**Directions**
Lay out the lines as a numbered list, starting at the first line of the material and ending at the line that contains "lon-label-135e: 135°E [1640, 1619, 1719, 1651]". Leave out any blank lines.

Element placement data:
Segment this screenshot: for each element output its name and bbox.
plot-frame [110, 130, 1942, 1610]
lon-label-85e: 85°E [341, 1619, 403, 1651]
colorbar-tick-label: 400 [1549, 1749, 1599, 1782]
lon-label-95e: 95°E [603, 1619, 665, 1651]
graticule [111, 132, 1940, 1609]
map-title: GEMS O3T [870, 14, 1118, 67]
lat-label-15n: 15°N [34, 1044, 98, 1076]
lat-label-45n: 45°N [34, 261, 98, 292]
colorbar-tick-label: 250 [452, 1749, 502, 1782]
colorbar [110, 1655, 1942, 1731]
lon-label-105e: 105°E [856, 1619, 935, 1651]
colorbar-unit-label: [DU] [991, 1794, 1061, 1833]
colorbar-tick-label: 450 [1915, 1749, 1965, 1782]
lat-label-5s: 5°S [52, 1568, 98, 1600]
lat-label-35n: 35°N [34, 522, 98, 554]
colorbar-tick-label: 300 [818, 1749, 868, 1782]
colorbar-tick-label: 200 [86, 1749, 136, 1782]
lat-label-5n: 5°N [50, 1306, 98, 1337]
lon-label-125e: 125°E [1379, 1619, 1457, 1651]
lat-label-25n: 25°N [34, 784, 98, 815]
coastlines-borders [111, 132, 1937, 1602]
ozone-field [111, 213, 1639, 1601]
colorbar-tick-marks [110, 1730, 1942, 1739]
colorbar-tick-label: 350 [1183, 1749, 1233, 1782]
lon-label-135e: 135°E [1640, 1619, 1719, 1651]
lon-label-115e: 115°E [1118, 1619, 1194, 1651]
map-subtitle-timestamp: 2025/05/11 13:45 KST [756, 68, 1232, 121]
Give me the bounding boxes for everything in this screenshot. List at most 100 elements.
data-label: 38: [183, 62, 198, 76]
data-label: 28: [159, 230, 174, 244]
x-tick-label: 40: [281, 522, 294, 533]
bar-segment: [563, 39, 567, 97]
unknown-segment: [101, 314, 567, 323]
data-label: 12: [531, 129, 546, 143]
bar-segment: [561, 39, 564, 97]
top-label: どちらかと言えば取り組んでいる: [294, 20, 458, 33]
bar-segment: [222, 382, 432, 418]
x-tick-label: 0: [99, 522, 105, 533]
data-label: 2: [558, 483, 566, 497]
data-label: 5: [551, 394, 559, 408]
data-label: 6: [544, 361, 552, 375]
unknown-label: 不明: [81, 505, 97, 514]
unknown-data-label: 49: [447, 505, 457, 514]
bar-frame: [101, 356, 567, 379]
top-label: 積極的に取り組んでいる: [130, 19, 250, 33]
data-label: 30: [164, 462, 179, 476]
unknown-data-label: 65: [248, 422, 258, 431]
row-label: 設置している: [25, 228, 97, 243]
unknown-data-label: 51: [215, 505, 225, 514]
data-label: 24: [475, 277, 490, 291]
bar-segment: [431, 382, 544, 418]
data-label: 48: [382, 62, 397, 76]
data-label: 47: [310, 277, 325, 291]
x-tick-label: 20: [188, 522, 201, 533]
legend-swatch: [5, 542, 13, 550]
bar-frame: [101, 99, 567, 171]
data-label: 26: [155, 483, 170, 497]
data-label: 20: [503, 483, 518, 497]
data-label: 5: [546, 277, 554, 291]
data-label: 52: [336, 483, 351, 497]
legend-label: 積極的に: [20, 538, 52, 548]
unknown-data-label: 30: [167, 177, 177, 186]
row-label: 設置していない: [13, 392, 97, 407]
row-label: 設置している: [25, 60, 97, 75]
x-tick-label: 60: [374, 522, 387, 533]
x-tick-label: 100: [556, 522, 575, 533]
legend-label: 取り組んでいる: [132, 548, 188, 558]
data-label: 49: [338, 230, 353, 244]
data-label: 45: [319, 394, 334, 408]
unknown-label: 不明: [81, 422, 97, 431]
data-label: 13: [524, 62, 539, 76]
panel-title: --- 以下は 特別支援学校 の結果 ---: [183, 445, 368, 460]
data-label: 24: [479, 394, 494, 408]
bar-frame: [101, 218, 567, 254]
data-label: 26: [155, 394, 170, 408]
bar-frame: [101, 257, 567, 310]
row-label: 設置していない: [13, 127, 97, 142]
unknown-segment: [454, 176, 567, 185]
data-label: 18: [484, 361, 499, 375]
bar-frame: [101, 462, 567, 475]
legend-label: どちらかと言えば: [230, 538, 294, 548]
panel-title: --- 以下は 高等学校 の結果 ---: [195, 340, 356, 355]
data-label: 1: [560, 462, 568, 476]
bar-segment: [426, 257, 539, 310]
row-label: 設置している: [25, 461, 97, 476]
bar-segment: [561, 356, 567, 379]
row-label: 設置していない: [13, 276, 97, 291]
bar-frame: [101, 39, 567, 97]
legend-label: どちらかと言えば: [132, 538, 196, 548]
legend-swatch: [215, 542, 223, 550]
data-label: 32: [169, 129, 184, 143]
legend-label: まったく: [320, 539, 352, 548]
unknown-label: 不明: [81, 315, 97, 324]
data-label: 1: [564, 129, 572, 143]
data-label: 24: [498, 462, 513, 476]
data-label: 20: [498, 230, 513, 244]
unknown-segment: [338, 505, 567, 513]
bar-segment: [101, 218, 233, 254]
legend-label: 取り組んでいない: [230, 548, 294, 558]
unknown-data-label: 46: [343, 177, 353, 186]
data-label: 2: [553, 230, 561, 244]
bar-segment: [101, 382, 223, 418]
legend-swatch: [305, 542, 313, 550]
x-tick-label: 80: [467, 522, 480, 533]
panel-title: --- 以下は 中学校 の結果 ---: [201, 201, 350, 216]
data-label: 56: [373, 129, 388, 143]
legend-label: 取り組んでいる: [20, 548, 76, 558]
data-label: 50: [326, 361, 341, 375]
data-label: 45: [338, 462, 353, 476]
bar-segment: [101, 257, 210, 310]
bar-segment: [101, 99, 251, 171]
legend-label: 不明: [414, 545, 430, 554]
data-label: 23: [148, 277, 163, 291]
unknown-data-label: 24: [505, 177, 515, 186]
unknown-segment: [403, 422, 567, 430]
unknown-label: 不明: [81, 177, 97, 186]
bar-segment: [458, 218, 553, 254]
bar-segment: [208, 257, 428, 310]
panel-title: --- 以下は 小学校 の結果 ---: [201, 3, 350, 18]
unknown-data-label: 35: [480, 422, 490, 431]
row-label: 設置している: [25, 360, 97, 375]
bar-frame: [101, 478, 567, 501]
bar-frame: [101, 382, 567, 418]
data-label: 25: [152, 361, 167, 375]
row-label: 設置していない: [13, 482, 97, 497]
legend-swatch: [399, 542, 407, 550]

**Answer for this exercise**
1. Segment this screenshot: for each element output its name and bbox.
2. plot-frame [110, 130, 1942, 1610]
3. lon-label-85e: 85°E [341, 1619, 403, 1651]
4. colorbar-tick-label: 400 [1549, 1749, 1599, 1782]
5. lon-label-95e: 95°E [603, 1619, 665, 1651]
6. graticule [111, 132, 1940, 1609]
7. map-title: GEMS O3T [870, 14, 1118, 67]
8. lat-label-15n: 15°N [34, 1044, 98, 1076]
9. lat-label-45n: 45°N [34, 261, 98, 292]
10. colorbar-tick-label: 250 [452, 1749, 502, 1782]
11. colorbar [110, 1655, 1942, 1731]
12. lon-label-105e: 105°E [856, 1619, 935, 1651]
13. colorbar-unit-label: [DU] [991, 1794, 1061, 1833]
14. colorbar-tick-label: 450 [1915, 1749, 1965, 1782]
15. lat-label-5s: 5°S [52, 1568, 98, 1600]
16. lat-label-35n: 35°N [34, 522, 98, 554]
17. colorbar-tick-label: 300 [818, 1749, 868, 1782]
18. colorbar-tick-label: 200 [86, 1749, 136, 1782]
19. lat-label-5n: 5°N [50, 1306, 98, 1337]
20. lon-label-125e: 125°E [1379, 1619, 1457, 1651]
21. lat-label-25n: 25°N [34, 784, 98, 815]
22. coastlines-borders [111, 132, 1937, 1602]
23. ozone-field [111, 213, 1639, 1601]
24. colorbar-tick-marks [110, 1730, 1942, 1739]
25. colorbar-tick-label: 350 [1183, 1749, 1233, 1782]
26. lon-label-135e: 135°E [1640, 1619, 1719, 1651]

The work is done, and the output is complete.